### WORK TO BE COMPLETED
Leave out every picture, then transcribe the rest of the listing exactly.

[Saved entries]
================================

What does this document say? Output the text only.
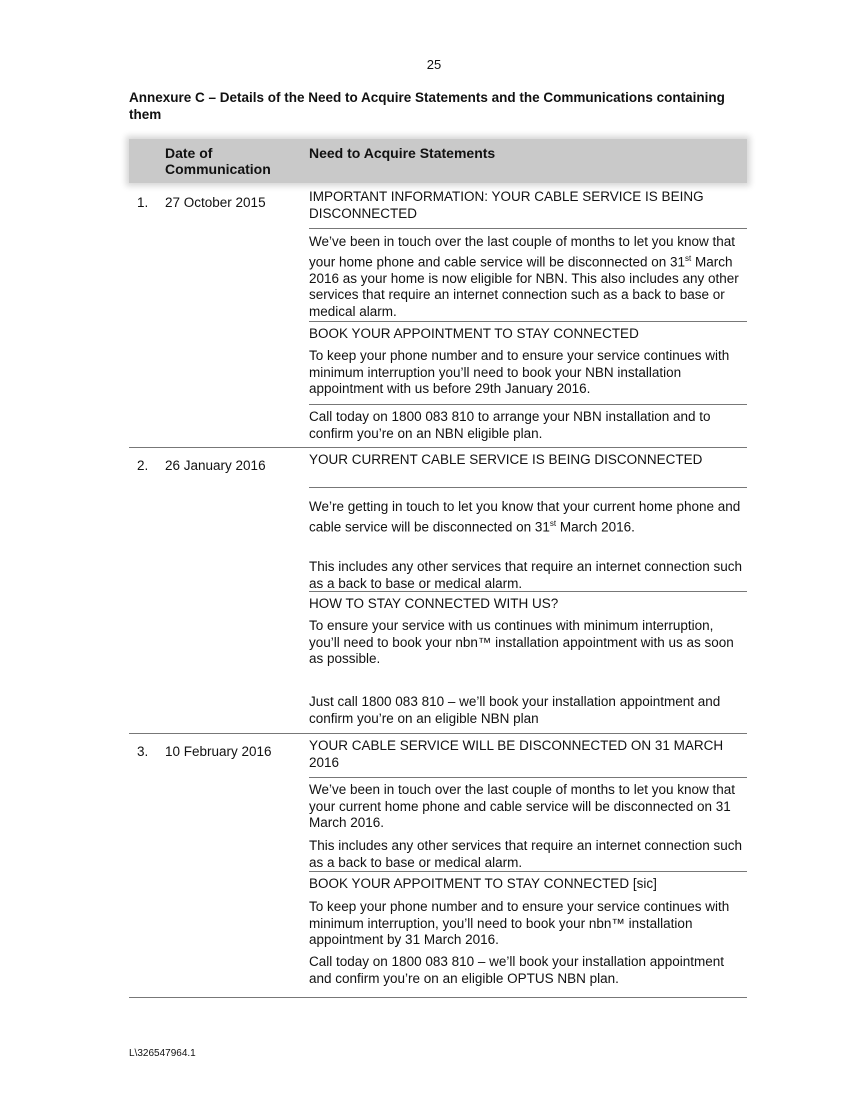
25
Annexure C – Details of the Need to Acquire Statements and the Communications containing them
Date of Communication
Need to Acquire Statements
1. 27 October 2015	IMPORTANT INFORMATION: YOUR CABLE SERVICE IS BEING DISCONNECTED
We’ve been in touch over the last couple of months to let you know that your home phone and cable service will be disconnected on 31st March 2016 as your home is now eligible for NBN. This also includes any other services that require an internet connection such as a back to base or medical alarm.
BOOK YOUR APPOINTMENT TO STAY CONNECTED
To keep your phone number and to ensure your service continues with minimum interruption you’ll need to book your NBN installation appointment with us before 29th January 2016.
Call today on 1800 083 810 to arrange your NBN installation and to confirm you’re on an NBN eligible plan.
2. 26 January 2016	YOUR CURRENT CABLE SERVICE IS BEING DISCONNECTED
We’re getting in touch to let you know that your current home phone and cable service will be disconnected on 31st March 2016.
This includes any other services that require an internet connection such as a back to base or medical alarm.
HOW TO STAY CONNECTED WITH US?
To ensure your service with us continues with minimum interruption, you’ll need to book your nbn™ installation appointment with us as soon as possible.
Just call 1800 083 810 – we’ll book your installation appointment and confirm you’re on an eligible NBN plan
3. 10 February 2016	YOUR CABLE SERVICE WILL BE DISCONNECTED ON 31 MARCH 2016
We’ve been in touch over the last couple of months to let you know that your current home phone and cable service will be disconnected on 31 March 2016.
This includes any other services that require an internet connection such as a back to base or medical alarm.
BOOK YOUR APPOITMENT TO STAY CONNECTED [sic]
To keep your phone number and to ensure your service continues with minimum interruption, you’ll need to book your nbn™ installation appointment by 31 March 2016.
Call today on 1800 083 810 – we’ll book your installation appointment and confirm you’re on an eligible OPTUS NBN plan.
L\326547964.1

================================

### FULL SOLUTION
What does this document say? Output the text only.
25
Annexure C – Details of the Need to Acquire Statements and the Communications containing them
Date of Communication
Need to Acquire Statements
1. 27 October 2015	IMPORTANT INFORMATION: YOUR CABLE SERVICE IS BEING DISCONNECTED
We’ve been in touch over the last couple of months to let you know that your home phone and cable service will be disconnected on 31st March 2016 as your home is now eligible for NBN. This also includes any other services that require an internet connection such as a back to base or medical alarm.
BOOK YOUR APPOINTMENT TO STAY CONNECTED
To keep your phone number and to ensure your service continues with minimum interruption you’ll need to book your NBN installation appointment with us before 29th January 2016.
Call today on 1800 083 810 to arrange your NBN installation and to confirm you’re on an NBN eligible plan.
2. 26 January 2016	YOUR CURRENT CABLE SERVICE IS BEING DISCONNECTED
We’re getting in touch to let you know that your current home phone and cable service will be disconnected on 31st March 2016.
This includes any other services that require an internet connection such as a back to base or medical alarm.
HOW TO STAY CONNECTED WITH US?
To ensure your service with us continues with minimum interruption, you’ll need to book your nbn™ installation appointment with us as soon as possible.
Just call 1800 083 810 – we’ll book your installation appointment and confirm you’re on an eligible NBN plan
3. 10 February 2016	YOUR CABLE SERVICE WILL BE DISCONNECTED ON 31 MARCH 2016
We’ve been in touch over the last couple of months to let you know that your current home phone and cable service will be disconnected on 31 March 2016.
This includes any other services that require an internet connection such as a back to base or medical alarm.
BOOK YOUR APPOITMENT TO STAY CONNECTED [sic]
To keep your phone number and to ensure your service continues with minimum interruption, you’ll need to book your nbn™ installation appointment by 31 March 2016.
Call today on 1800 083 810 – we’ll book your installation appointment and confirm you’re on an eligible OPTUS NBN plan.
L\326547964.1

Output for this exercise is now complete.